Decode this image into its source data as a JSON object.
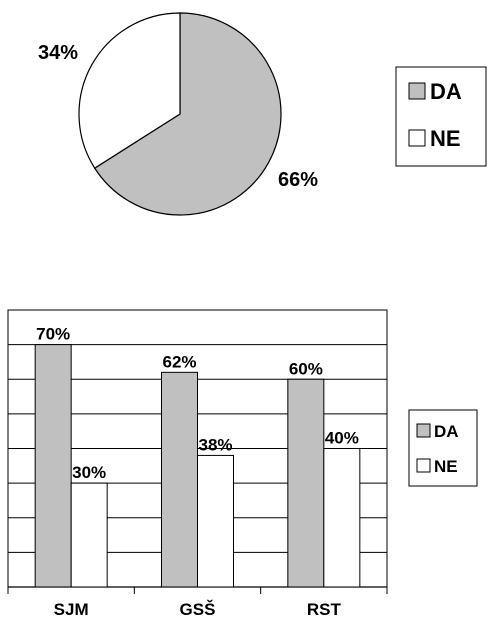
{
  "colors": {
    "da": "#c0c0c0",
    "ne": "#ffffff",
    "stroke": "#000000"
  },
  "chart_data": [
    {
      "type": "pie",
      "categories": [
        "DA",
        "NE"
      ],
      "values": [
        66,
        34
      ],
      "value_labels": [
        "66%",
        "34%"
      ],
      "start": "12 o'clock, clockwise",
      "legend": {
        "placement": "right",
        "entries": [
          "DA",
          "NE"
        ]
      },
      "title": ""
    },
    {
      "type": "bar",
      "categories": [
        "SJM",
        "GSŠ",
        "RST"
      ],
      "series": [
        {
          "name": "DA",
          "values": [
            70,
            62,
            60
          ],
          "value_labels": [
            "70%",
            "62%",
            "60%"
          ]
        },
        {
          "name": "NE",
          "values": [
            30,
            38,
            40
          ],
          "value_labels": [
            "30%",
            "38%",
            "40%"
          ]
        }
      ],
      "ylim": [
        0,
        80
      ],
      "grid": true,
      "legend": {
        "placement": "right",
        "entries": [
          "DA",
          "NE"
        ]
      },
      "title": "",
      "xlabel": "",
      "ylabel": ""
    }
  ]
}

==*==

_WHAT THE EXERCISE ASKS:_ Copy every line of the data exactly as written, excluding the pictures.

_TASK RESULT:_
Decode this image into its source data as a JSON object.
{
  "colors": {
    "da": "#c0c0c0",
    "ne": "#ffffff",
    "stroke": "#000000"
  },
  "chart_data": [
    {
      "type": "pie",
      "categories": [
        "DA",
        "NE"
      ],
      "values": [
        66,
        34
      ],
      "value_labels": [
        "66%",
        "34%"
      ],
      "start": "12 o'clock, clockwise",
      "legend": {
        "placement": "right",
        "entries": [
          "DA",
          "NE"
        ]
      },
      "title": ""
    },
    {
      "type": "bar",
      "categories": [
        "SJM",
        "GSŠ",
        "RST"
      ],
      "series": [
        {
          "name": "DA",
          "values": [
            70,
            62,
            60
          ],
          "value_labels": [
            "70%",
            "62%",
            "60%"
          ]
        },
        {
          "name": "NE",
          "values": [
            30,
            38,
            40
          ],
          "value_labels": [
            "30%",
            "38%",
            "40%"
          ]
        }
      ],
      "ylim": [
        0,
        80
      ],
      "grid": true,
      "legend": {
        "placement": "right",
        "entries": [
          "DA",
          "NE"
        ]
      },
      "title": "",
      "xlabel": "",
      "ylabel": ""
    }
  ]
}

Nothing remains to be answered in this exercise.